Figure dataset records:
<<<<

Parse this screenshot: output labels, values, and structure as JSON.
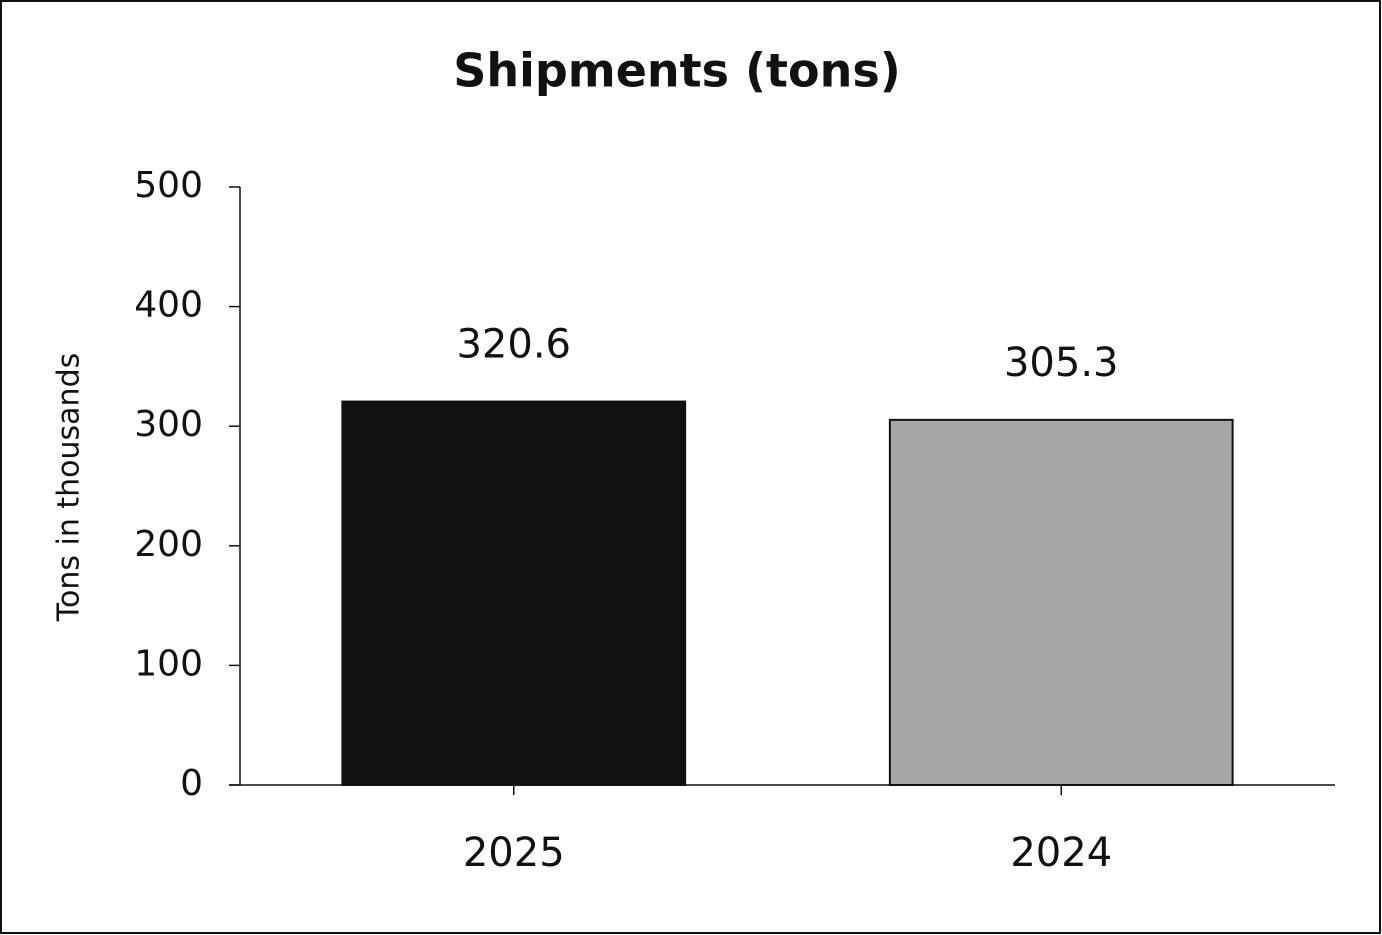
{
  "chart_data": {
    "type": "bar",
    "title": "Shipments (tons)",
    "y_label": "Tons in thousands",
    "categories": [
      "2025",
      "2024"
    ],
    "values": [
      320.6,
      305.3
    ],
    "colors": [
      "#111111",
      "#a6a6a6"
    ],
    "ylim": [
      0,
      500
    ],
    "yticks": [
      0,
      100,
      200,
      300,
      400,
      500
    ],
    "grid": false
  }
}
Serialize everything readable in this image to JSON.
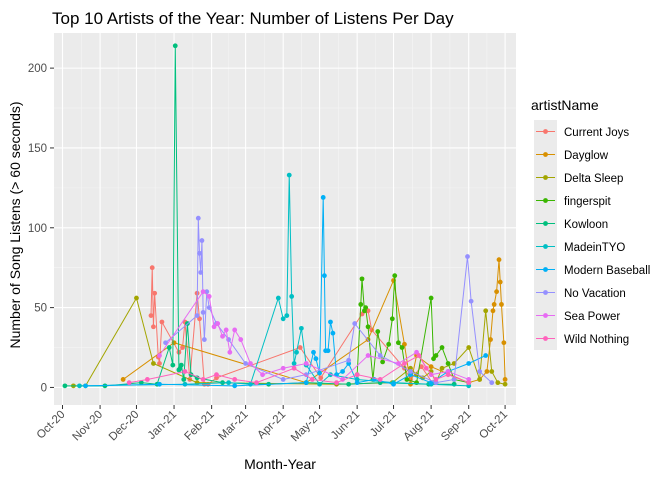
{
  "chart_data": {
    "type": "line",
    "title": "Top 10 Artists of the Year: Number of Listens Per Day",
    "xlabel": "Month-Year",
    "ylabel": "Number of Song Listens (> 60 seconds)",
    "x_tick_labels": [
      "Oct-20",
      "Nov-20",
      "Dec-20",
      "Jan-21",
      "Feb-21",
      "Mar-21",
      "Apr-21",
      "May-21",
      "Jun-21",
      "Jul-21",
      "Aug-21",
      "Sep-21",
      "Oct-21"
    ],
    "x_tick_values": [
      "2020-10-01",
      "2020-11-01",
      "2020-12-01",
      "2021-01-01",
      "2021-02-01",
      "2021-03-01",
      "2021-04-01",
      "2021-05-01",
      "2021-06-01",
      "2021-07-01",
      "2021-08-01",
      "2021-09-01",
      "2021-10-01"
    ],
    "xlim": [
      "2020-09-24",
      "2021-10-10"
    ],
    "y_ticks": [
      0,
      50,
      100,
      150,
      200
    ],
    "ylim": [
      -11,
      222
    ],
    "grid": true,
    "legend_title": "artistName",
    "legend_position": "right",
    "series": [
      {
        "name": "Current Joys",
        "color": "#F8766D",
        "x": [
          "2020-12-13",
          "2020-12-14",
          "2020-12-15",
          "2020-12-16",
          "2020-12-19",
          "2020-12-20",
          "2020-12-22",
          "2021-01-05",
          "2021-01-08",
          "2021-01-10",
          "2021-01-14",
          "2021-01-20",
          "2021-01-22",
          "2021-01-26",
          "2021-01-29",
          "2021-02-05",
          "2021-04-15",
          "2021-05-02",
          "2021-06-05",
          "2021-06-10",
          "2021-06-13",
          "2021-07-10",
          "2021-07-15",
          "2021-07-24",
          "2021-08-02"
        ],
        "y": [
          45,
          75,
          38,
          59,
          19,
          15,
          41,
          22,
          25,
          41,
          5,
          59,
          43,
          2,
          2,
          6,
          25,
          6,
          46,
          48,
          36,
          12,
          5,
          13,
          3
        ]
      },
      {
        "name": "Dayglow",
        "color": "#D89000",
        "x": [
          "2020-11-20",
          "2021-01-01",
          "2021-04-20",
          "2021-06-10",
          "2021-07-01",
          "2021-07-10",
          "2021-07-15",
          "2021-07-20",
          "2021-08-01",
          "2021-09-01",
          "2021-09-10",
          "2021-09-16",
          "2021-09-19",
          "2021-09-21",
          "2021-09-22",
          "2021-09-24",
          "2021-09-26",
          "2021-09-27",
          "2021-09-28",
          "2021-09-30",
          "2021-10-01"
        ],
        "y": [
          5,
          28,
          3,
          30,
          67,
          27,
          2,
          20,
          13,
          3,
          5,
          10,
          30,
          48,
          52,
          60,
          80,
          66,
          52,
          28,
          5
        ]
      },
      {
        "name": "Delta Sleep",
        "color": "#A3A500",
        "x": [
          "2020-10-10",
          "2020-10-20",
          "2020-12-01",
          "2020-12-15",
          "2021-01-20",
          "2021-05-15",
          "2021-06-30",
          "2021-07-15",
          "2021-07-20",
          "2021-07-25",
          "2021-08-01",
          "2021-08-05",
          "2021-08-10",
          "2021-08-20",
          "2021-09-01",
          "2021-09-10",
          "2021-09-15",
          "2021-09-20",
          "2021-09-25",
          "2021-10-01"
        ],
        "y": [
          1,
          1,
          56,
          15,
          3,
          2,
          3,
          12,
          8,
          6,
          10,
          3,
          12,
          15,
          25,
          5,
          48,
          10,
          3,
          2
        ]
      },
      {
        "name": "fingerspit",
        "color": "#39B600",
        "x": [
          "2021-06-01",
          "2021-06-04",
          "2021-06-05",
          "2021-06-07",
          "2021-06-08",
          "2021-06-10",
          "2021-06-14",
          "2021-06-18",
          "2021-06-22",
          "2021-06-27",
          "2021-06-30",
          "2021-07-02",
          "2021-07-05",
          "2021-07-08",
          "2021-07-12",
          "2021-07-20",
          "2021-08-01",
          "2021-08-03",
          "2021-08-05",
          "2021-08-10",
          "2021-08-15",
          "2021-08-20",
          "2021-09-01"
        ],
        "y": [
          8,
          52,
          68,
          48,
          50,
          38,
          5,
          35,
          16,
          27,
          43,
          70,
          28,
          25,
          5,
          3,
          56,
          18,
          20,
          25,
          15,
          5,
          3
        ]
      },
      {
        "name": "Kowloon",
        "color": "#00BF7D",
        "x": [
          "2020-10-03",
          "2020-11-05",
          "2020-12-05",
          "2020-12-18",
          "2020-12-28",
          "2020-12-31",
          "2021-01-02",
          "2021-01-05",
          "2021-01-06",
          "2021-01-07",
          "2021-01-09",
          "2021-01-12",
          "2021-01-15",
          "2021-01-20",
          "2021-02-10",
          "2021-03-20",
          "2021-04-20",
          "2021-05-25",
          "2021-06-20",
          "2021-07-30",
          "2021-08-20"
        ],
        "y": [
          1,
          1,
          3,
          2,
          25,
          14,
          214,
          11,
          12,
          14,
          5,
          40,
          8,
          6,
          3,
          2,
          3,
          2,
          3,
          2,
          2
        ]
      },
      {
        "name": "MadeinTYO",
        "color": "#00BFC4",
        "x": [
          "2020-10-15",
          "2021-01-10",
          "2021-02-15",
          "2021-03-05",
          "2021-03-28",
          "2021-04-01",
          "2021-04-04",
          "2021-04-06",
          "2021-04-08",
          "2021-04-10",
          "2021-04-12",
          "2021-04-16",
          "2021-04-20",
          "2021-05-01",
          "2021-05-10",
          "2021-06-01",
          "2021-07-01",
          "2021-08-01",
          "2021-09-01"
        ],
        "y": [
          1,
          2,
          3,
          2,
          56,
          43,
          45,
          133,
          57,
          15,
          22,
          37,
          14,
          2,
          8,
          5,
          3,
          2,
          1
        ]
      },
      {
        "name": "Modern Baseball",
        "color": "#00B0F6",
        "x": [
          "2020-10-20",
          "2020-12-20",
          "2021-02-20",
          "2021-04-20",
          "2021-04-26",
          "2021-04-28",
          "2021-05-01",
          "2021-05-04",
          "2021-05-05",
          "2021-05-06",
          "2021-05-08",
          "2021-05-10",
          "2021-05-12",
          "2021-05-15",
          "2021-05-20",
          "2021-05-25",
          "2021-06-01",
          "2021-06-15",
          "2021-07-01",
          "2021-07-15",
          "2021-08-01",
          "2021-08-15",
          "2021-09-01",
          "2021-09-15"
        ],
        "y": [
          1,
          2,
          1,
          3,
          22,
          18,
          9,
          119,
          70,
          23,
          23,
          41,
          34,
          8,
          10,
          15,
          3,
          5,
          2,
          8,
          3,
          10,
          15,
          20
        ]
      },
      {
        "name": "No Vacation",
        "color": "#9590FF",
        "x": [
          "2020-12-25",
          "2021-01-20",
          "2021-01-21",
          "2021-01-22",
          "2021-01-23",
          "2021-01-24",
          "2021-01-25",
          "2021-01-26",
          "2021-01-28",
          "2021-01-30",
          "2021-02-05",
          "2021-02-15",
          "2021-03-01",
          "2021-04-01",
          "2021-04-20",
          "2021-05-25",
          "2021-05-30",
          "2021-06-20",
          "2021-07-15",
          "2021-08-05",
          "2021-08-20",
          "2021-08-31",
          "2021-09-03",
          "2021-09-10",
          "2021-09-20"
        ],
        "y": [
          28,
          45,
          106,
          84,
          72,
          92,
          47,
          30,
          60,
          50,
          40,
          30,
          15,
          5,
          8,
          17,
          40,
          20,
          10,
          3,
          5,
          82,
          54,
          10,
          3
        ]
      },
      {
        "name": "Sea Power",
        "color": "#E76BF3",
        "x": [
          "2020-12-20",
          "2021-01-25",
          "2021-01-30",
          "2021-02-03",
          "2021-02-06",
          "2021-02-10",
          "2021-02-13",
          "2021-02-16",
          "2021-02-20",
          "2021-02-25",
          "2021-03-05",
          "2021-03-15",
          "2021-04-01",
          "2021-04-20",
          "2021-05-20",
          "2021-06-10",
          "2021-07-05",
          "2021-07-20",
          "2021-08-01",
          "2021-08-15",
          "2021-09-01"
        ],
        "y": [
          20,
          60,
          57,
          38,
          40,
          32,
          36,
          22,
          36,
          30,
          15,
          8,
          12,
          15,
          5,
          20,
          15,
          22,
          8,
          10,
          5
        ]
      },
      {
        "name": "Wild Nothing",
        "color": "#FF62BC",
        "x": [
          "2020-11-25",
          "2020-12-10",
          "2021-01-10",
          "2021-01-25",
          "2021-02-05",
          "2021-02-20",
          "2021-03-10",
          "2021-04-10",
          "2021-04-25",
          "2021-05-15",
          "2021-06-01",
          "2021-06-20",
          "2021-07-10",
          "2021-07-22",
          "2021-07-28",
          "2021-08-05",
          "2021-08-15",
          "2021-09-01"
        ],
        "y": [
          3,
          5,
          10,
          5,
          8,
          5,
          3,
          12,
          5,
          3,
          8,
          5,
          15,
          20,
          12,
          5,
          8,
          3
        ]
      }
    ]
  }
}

>>>>

Prompt. Look through the entries above and report the number of lines that contain "Year". Write only the number.

Output for this exercise. 2